Given exercise
Narrow the data below down to the lines containing "model".

Given information
-*-*-
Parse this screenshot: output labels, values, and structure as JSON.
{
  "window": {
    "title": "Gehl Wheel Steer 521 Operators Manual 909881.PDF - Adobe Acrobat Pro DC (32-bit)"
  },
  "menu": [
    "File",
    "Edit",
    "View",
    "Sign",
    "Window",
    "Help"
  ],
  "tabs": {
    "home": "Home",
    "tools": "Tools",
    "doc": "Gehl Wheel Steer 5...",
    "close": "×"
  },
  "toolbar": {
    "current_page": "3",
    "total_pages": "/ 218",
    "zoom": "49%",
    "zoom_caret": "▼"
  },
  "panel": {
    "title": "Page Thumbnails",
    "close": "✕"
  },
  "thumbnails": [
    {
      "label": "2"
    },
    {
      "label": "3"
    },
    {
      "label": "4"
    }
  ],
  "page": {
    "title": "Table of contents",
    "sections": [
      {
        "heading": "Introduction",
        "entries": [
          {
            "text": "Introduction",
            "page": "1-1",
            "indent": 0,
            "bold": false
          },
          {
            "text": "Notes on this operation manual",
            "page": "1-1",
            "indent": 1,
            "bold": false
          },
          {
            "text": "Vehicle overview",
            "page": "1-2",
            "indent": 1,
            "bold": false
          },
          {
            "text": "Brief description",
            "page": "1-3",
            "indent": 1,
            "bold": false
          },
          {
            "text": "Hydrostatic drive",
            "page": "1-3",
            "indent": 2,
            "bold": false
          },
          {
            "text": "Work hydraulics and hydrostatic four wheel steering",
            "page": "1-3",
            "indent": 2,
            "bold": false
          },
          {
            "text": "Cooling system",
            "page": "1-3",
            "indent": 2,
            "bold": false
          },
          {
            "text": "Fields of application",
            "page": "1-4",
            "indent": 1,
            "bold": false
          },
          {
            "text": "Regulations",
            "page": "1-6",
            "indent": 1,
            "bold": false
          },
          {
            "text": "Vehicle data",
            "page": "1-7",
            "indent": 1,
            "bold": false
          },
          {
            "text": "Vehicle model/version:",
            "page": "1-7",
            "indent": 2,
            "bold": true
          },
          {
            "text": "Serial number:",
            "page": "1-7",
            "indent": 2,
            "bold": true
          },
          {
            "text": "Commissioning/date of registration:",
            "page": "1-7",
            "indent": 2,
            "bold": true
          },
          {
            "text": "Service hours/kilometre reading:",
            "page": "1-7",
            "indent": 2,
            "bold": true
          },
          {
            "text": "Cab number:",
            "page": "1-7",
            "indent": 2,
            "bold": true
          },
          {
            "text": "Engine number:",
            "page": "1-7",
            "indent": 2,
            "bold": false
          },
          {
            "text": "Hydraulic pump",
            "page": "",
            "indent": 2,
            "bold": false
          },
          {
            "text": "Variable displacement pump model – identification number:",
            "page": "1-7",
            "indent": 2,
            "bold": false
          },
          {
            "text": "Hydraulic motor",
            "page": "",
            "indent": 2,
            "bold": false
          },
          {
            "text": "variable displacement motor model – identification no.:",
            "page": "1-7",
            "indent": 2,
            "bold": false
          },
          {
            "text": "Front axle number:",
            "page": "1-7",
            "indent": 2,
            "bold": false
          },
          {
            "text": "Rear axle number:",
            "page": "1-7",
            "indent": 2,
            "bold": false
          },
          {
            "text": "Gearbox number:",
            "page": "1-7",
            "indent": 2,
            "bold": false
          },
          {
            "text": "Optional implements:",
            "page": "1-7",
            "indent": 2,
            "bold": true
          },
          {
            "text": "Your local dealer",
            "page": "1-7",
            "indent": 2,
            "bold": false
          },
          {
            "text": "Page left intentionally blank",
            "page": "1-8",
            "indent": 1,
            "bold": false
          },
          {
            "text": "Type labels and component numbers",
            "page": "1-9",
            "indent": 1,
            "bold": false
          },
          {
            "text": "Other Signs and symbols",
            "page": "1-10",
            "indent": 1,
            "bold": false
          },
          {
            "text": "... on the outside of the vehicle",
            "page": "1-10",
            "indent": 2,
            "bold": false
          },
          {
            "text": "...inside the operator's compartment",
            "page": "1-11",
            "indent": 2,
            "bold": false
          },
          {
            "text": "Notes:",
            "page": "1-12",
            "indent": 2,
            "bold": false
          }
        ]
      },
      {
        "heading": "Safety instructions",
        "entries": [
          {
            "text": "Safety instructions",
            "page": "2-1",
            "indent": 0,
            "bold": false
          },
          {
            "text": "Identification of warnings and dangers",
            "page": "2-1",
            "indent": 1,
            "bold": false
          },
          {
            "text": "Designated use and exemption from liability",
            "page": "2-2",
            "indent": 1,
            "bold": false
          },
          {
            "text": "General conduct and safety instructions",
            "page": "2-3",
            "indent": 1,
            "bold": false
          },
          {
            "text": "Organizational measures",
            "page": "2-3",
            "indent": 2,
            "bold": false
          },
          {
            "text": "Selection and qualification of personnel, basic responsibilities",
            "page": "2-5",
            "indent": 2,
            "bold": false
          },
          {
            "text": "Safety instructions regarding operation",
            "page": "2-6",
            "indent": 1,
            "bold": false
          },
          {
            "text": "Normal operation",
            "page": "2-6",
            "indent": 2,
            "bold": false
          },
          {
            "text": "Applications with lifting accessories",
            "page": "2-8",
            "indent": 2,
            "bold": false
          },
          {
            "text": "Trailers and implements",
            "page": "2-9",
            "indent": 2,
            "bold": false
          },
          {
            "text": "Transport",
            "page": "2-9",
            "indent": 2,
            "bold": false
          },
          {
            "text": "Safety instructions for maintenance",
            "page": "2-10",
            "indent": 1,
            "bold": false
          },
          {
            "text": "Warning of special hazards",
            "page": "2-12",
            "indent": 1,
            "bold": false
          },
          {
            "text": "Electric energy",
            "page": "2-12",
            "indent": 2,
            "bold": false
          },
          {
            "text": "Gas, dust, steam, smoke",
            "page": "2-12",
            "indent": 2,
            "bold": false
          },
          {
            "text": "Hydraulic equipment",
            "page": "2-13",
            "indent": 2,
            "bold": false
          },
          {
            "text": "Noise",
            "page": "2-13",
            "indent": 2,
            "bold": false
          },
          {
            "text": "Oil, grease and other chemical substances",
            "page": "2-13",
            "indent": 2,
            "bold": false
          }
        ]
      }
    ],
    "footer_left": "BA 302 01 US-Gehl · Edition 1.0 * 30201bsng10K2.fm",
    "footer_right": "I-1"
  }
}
-*-*-
Correct result
            "text": "Vehicle model/version:",
            "text": "Variable displacement pump model – identification number:",
            "text": "variable displacement motor model – identification no.:",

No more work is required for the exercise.